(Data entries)
::::::

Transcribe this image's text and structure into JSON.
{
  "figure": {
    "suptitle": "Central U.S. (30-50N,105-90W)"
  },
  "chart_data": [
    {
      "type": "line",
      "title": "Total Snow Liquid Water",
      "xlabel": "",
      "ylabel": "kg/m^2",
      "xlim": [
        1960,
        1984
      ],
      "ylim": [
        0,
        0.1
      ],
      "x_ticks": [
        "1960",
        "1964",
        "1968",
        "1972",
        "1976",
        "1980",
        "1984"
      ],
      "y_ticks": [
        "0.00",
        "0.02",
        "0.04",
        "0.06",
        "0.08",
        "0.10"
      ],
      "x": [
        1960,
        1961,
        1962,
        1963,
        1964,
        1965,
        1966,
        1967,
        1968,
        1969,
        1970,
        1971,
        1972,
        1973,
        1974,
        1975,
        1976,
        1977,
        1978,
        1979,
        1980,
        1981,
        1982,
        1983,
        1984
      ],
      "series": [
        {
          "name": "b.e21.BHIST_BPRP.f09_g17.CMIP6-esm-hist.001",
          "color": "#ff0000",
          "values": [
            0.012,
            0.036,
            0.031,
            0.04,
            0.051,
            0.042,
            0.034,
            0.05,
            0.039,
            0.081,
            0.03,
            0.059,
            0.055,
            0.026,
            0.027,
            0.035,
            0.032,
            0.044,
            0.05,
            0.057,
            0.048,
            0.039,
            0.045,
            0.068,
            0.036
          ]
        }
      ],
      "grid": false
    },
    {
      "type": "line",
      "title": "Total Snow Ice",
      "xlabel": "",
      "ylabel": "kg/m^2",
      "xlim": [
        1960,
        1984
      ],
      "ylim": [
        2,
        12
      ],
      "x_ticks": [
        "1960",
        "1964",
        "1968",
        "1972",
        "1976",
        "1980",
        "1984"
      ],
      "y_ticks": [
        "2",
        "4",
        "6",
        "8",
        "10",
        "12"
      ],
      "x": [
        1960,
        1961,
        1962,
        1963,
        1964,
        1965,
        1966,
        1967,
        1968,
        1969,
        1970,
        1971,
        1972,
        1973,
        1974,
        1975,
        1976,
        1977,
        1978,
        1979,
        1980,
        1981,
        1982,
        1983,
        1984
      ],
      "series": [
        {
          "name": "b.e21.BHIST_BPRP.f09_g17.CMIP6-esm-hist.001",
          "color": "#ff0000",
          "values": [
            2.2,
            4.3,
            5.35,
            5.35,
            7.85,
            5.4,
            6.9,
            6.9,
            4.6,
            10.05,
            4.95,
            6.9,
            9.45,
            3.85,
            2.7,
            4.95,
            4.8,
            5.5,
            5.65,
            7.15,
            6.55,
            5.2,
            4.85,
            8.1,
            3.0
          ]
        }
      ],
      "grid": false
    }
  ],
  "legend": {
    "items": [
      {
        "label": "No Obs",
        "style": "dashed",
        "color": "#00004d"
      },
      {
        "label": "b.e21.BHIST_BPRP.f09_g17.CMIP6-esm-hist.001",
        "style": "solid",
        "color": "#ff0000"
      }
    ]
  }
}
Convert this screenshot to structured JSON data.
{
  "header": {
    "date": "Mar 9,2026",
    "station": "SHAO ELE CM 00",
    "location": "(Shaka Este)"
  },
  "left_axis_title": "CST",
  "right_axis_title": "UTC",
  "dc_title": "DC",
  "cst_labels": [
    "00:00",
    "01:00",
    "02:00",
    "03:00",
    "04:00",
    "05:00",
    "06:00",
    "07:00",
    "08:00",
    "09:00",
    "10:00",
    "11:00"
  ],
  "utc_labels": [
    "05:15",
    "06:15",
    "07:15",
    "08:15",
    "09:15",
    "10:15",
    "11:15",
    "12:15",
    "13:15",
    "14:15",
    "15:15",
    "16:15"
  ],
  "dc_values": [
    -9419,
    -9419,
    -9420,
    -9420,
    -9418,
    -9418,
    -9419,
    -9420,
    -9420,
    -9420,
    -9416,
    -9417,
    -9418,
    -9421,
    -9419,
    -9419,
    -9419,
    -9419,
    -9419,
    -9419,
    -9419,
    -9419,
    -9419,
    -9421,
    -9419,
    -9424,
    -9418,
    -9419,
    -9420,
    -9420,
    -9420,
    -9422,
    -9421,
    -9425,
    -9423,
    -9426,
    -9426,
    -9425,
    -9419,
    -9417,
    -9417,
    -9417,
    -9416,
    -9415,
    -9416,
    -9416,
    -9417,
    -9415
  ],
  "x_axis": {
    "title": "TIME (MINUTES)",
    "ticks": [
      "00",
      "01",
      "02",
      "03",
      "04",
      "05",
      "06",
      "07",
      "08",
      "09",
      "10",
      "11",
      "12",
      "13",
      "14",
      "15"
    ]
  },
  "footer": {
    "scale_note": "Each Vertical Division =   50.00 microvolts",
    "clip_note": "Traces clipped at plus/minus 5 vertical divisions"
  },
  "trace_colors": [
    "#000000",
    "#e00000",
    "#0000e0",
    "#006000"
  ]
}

::::::

The problem: Search the preceding listing for the word "Total" and pull out every line that holds it.

Solution:
      "title": "Total Snow Liquid Water",
      "title": "Total Snow Ice",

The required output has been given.